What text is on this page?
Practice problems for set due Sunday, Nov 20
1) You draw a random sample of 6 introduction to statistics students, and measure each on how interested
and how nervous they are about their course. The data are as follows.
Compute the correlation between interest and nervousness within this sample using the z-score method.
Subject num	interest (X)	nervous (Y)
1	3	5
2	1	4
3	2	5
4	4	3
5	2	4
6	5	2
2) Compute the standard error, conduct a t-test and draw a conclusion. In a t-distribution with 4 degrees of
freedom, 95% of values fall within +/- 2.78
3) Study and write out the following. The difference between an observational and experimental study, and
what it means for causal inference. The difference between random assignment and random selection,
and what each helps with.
━━━━
■ Task requirements
Above are the records. Copy every line in them holding "draw".

■ Response for this exercise
1) You draw a random sample of 6 introduction to statistics students, and measure each on how interested
2) Compute the standard error, conduct a t-test and draw a conclusion. In a t-distribution with 4 degrees of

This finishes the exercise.